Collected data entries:
=-=-=
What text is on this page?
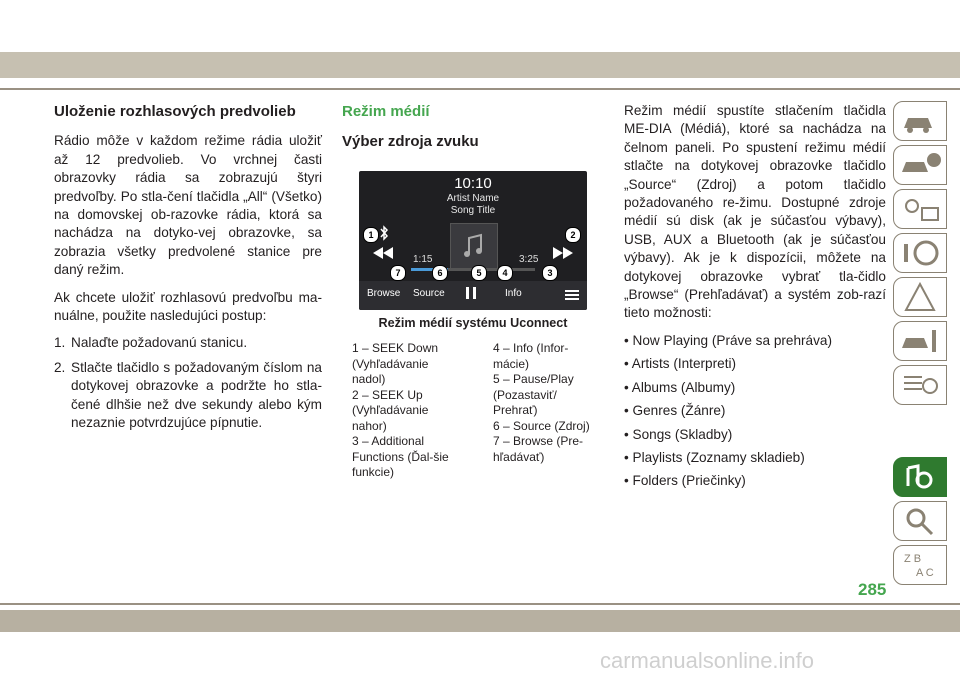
Uloženie rozhlasových predvolieb

Rádio môže v každom režime rádia uložiť až 12 predvolieb. Vo vrchnej časti obrazovky rádia sa zobrazujú štyri predvoľby. Po stla-čení tlačidla „All“ (Všetko) na domovskej ob-razovke rádia, ktorá sa nachádza na dotyko-vej obrazovke, sa zobrazia všetky predvolené stanice pre daný režim.

Ak chcete uložiť rozhlasovú predvoľbu ma-nuálne, použite nasledujúci postup:

1. Nalaďte požadovanú stanicu.
2. Stlačte tlačidlo s požadovaným číslom na dotykovej obrazovke a podržte ho stla-čené dlhšie než dve sekundy alebo kým nezaznie potvrdzujúce pípnutie.
Režim médií
Výber zdroja zvuku
10:10
Artist Name
Song Title
1:15	3:25
Browse Source	Info
1	2
3
4
5
6
7
Režim médií systému Uconnect
1 – SEEK Down (Vyhľadávanie nadol)
2 – SEEK Up (Vyhľadávanie nahor)
3 – Additional Functions (Ďal-šie funkcie)
4 – Info (Infor-mácie)
5 – Pause/Play (Pozastaviť/ Prehrať)
6 – Source (Zdroj)
7 – Browse (Pre-hľadávať)

Režim médií spustíte stlačením tlačidla ME-DIA (Médiá), ktoré sa nachádza na čelnom paneli. Po spustení režimu médií stlačte na dotykovej obrazovke tlačidlo „Source“ (Zdroj) a potom tlačidlo požadovaného re-žimu. Dostupné zdroje médií sú disk (ak je súčasťou výbavy), USB, AUX a Bluetooth (ak je súčasťou výbavy). Ak je k dispozícii, môžete na dotykovej obrazovke vybrať tla-čidlo „Browse“ (Prehľadávať) a systém zob-razí tieto možnosti:

• Now Playing (Práve sa prehráva)
• Artists (Interpreti)
• Albums (Albumy)
• Genres (Žánre)
• Songs (Skladby)
• Playlists (Zoznamy skladieb)
• Folders (Priečinky)
Z B
A C
285
carmanualsonline.info
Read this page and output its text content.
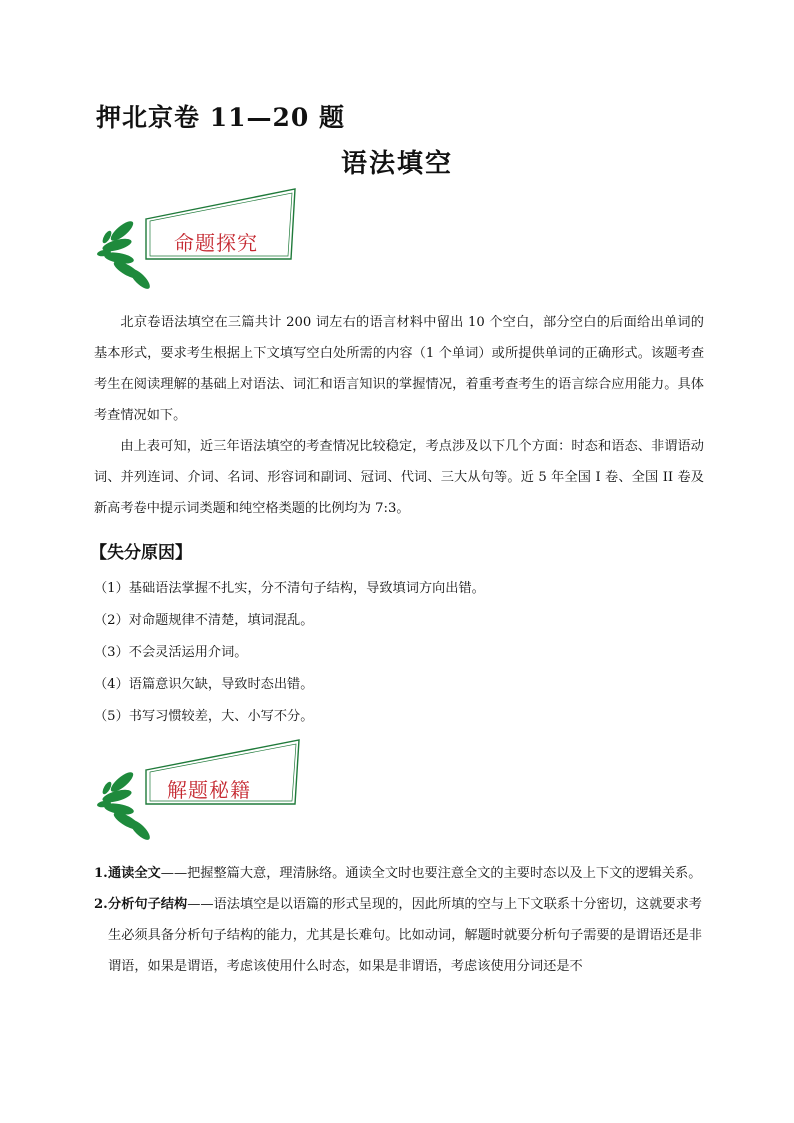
押北京卷 11—20 题
语法填空
命题探究

北京卷语法填空在三篇共计 200 词左右的语言材料中留出 10 个空白，部分空白的后面给出单词的基本形式，要求考生根据上下文填写空白处所需的内容（1 个单词）或所提供单词的正确形式。该题考查考生在阅读理解的基础上对语法、词汇和语言知识的掌握情况，着重考查考生的语言综合应用能力。具体考查情况如下。

由上表可知，近三年语法填空的考查情况比较稳定，考点涉及以下几个方面：时态和语态、非谓语动词、并列连词、介词、名词、形容词和副词、冠词、代词、三大从句等。近 5 年全国 I 卷、全国 II 卷及新高考卷中提示词类题和纯空格类题的比例均为 7:3。

【失分原因】
（1）基础语法掌握不扎实，分不清句子结构，导致填词方向出错。
（2）对命题规律不清楚，填词混乱。
（3）不会灵活运用介词。
（4）语篇意识欠缺，导致时态出错。
（5）书写习惯较差，大、小写不分。
解题秘籍
1. 通读全文——把握整篇大意，理清脉络。通读全文时也要注意全文的主要时态以及上下文的逻辑关系。
2. 分析句子结构——语法填空是以语篇的形式呈现的，因此所填的空与上下文联系十分密切，这就要求考生必须具备分析句子结构的能力，尤其是长难句。比如动词，解题时就要分析句子需要的是谓语还是非谓语，如果是谓语，考虑该使用什么时态，如果是非谓语，考虑该使用分词还是不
=-=-=
Do this:
Your task is to transcribe all of the records precisely, with no images included.

Exercise answer:
What text is on this page?
Uloženie rozhlasových predvolieb

Rádio môže v každom režime rádia uložiť až 12 predvolieb. Vo vrchnej časti obrazovky rádia sa zobrazujú štyri predvoľby. Po stla-čení tlačidla „All“ (Všetko) na domovskej ob-razovke rádia, ktorá sa nachádza na dotyko-vej obrazovke, sa zobrazia všetky predvolené stanice pre daný režim.

Ak chcete uložiť rozhlasovú predvoľbu ma-nuálne, použite nasledujúci postup:

1. Nalaďte požadovanú stanicu.
2. Stlačte tlačidlo s požadovaným číslom na dotykovej obrazovke a podržte ho stla-čené dlhšie než dve sekundy alebo kým nezaznie potvrdzujúce pípnutie.
Režim médií
Výber zdroja zvuku
10:10
Artist Name
Song Title
1:15	3:25
Browse Source	Info
1	2
3
4
5
6
7
Režim médií systému Uconnect
1 – SEEK Down (Vyhľadávanie nadol)
2 – SEEK Up (Vyhľadávanie nahor)
3 – Additional Functions (Ďal-šie funkcie)
4 – Info (Infor-mácie)
5 – Pause/Play (Pozastaviť/ Prehrať)
6 – Source (Zdroj)
7 – Browse (Pre-hľadávať)

Režim médií spustíte stlačením tlačidla ME-DIA (Médiá), ktoré sa nachádza na čelnom paneli. Po spustení režimu médií stlačte na dotykovej obrazovke tlačidlo „Source“ (Zdroj) a potom tlačidlo požadovaného re-žimu. Dostupné zdroje médií sú disk (ak je súčasťou výbavy), USB, AUX a Bluetooth (ak je súčasťou výbavy). Ak je k dispozícii, môžete na dotykovej obrazovke vybrať tla-čidlo „Browse“ (Prehľadávať) a systém zob-razí tieto možnosti:

• Now Playing (Práve sa prehráva)
• Artists (Interpreti)
• Albums (Albumy)
• Genres (Žánre)
• Songs (Skladby)
• Playlists (Zoznamy skladieb)
• Folders (Priečinky)
Z B
A C
285
carmanualsonline.info
Read this page and output its text content.
押北京卷 11—20 题
语法填空
命题探究

北京卷语法填空在三篇共计 200 词左右的语言材料中留出 10 个空白，部分空白的后面给出单词的基本形式，要求考生根据上下文填写空白处所需的内容（1 个单词）或所提供单词的正确形式。该题考查考生在阅读理解的基础上对语法、词汇和语言知识的掌握情况，着重考查考生的语言综合应用能力。具体考查情况如下。

由上表可知，近三年语法填空的考查情况比较稳定，考点涉及以下几个方面：时态和语态、非谓语动词、并列连词、介词、名词、形容词和副词、冠词、代词、三大从句等。近 5 年全国 I 卷、全国 II 卷及新高考卷中提示词类题和纯空格类题的比例均为 7:3。

【失分原因】
（1）基础语法掌握不扎实，分不清句子结构，导致填词方向出错。
（2）对命题规律不清楚，填词混乱。
（3）不会灵活运用介词。
（4）语篇意识欠缺，导致时态出错。
（5）书写习惯较差，大、小写不分。
解题秘籍
1. 通读全文——把握整篇大意，理清脉络。通读全文时也要注意全文的主要时态以及上下文的逻辑关系。
2. 分析句子结构——语法填空是以语篇的形式呈现的，因此所填的空与上下文联系十分密切，这就要求考生必须具备分析句子结构的能力，尤其是长难句。比如动词，解题时就要分析句子需要的是谓语还是非谓语，如果是谓语，考虑该使用什么时态，如果是非谓语，考虑该使用分词还是不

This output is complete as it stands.